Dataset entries
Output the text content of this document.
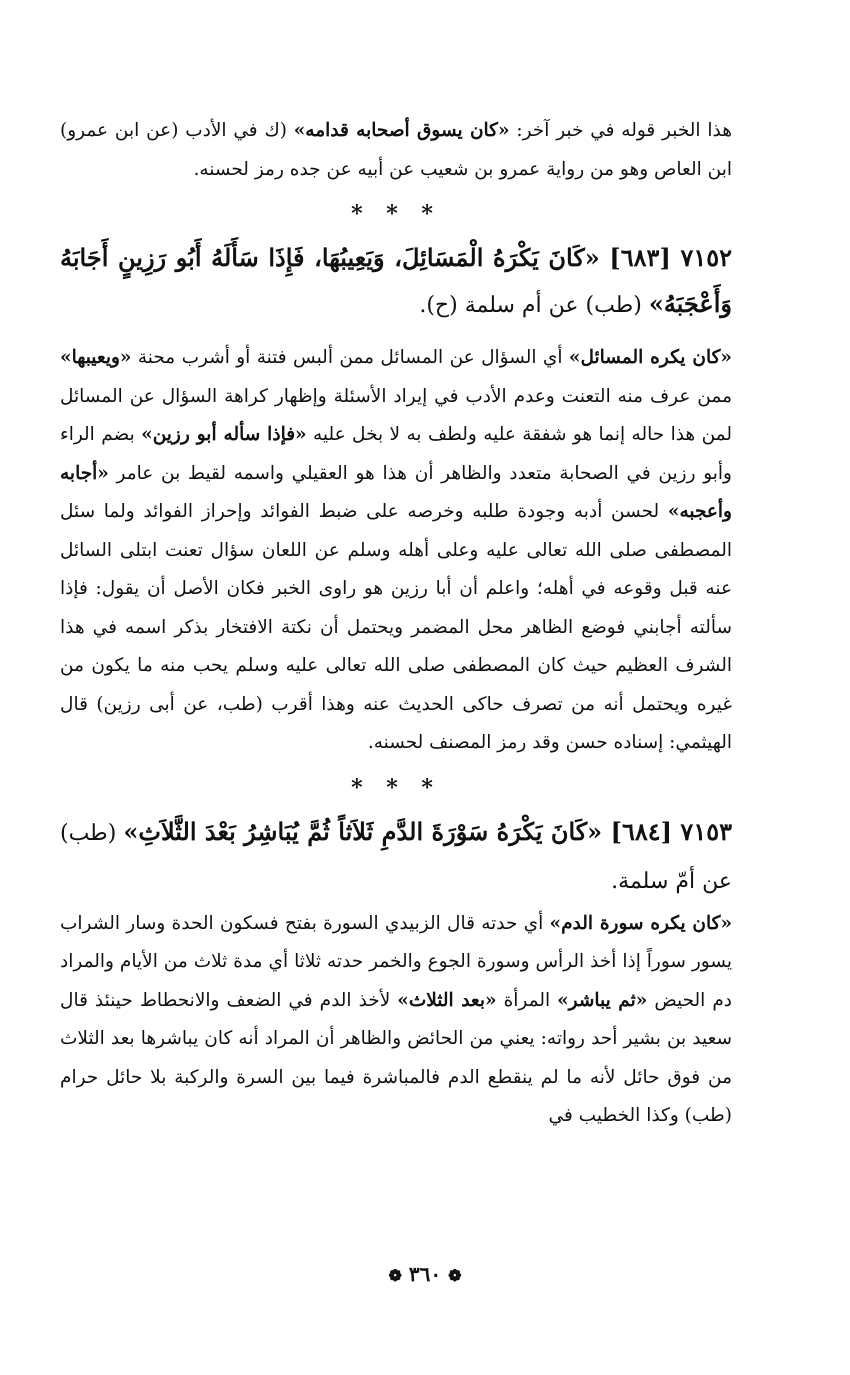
هذا الخبر قوله في خبر آخر: «كان يسوق أصحابه قدامه» (ك في الأدب (عن ابن عمرو) ابن العاص وهو من رواية عمرو بن شعيب عن أبيه عن جده رمز لحسنه.

* * *

٧١٥٢ [٦٨٣] «كَانَ يَكْرَهُ الْمَسَائِلَ، وَيَعِيبُهَا، فَإِذَا سَأَلَهُ أَبُو رَزِينٍ أَجَابَهُ وَأَعْجَبَهُ» (طب) عن أم سلمة (ح).

«كان يكره المسائل» أي السؤال عن المسائل ممن ألبس فتنة أو أشرب محنة «ويعيبها» ممن عرف منه التعنت وعدم الأدب في إيراد الأسئلة وإظهار كراهة السؤال عن المسائل لمن هذا حاله إنما هو شفقة عليه ولطف به لا بخل عليه «فإذا سأله أبو رزين» بضم الراء وأبو رزين في الصحابة متعدد والظاهر أن هذا هو العقيلي واسمه لقيط بن عامر «أجابه وأعجبه» لحسن أدبه وجودة طلبه وخرصه على ضبط الفوائد وإحراز الفوائد ولما سئل المصطفى صلى الله تعالى عليه وعلى أهله وسلم عن اللعان سؤال تعنت ابتلى السائل عنه قبل وقوعه في أهله؛ واعلم أن أبا رزين هو راوى الخبر فكان الأصل أن يقول: فإذا سألته أجابني فوضع الظاهر محل المضمر ويحتمل أن نكتة الافتخار بذكر اسمه في هذا الشرف العظيم حيث كان المصطفى صلى الله تعالى عليه وسلم يحب منه ما يكون من غيره ويحتمل أنه من تصرف حاكى الحديث عنه وهذا أقرب (طب، عن أبى رزين) قال الهيثمي: إسناده حسن وقد رمز المصنف لحسنه.

* * *

٧١٥٣ [٦٨٤] «كَانَ يَكْرَهُ سَوْرَةَ الدَّمِ ثَلاَثاً ثُمَّ يُبَاشِرُ بَعْدَ الثَّلاَثِ» (طب) عن أمّ سلمة.

«كان يكره سورة الدم» أي حدته قال الزبيدي السورة بفتح فسكون الحدة وسار الشراب يسور سوراً إذا أخذ الرأس وسورة الجوع والخمر حدته ثلاثا أي مدة ثلاث من الأيام والمراد دم الحيض «ثم يباشر» المرأة «بعد الثلاث» لأخذ الدم في الضعف والانحطاط حينئذ قال سعيد بن بشير أحد رواته: يعني من الحائض والظاهر أن المراد أنه كان يباشرها بعد الثلاث من فوق حائل لأنه ما لم ينقطع الدم فالمباشرة فيما بين السرة والركبة بلا حائل حرام (طب) وكذا الخطيب في

❁ ٣٦٠ ❁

■ **Job**:
Leave the pictures out and copy the rest of the data exactly.

■ **Response to this task**:
Output the text content of this document.
هذا الخبر قوله في خبر آخر: «كان يسوق أصحابه قدامه» (ك في الأدب (عن ابن عمرو) ابن العاص وهو من رواية عمرو بن شعيب عن أبيه عن جده رمز لحسنه.

* * *

٧١٥٢ [٦٨٣] «كَانَ يَكْرَهُ الْمَسَائِلَ، وَيَعِيبُهَا، فَإِذَا سَأَلَهُ أَبُو رَزِينٍ أَجَابَهُ وَأَعْجَبَهُ» (طب) عن أم سلمة (ح).

«كان يكره المسائل» أي السؤال عن المسائل ممن ألبس فتنة أو أشرب محنة «ويعيبها» ممن عرف منه التعنت وعدم الأدب في إيراد الأسئلة وإظهار كراهة السؤال عن المسائل لمن هذا حاله إنما هو شفقة عليه ولطف به لا بخل عليه «فإذا سأله أبو رزين» بضم الراء وأبو رزين في الصحابة متعدد والظاهر أن هذا هو العقيلي واسمه لقيط بن عامر «أجابه وأعجبه» لحسن أدبه وجودة طلبه وخرصه على ضبط الفوائد وإحراز الفوائد ولما سئل المصطفى صلى الله تعالى عليه وعلى أهله وسلم عن اللعان سؤال تعنت ابتلى السائل عنه قبل وقوعه في أهله؛ واعلم أن أبا رزين هو راوى الخبر فكان الأصل أن يقول: فإذا سألته أجابني فوضع الظاهر محل المضمر ويحتمل أن نكتة الافتخار بذكر اسمه في هذا الشرف العظيم حيث كان المصطفى صلى الله تعالى عليه وسلم يحب منه ما يكون من غيره ويحتمل أنه من تصرف حاكى الحديث عنه وهذا أقرب (طب، عن أبى رزين) قال الهيثمي: إسناده حسن وقد رمز المصنف لحسنه.

* * *

٧١٥٣ [٦٨٤] «كَانَ يَكْرَهُ سَوْرَةَ الدَّمِ ثَلاَثاً ثُمَّ يُبَاشِرُ بَعْدَ الثَّلاَثِ» (طب) عن أمّ سلمة.

«كان يكره سورة الدم» أي حدته قال الزبيدي السورة بفتح فسكون الحدة وسار الشراب يسور سوراً إذا أخذ الرأس وسورة الجوع والخمر حدته ثلاثا أي مدة ثلاث من الأيام والمراد دم الحيض «ثم يباشر» المرأة «بعد الثلاث» لأخذ الدم في الضعف والانحطاط حينئذ قال سعيد بن بشير أحد رواته: يعني من الحائض والظاهر أن المراد أنه كان يباشرها بعد الثلاث من فوق حائل لأنه ما لم ينقطع الدم فالمباشرة فيما بين السرة والركبة بلا حائل حرام (طب) وكذا الخطيب في

❁ ٣٦٠ ❁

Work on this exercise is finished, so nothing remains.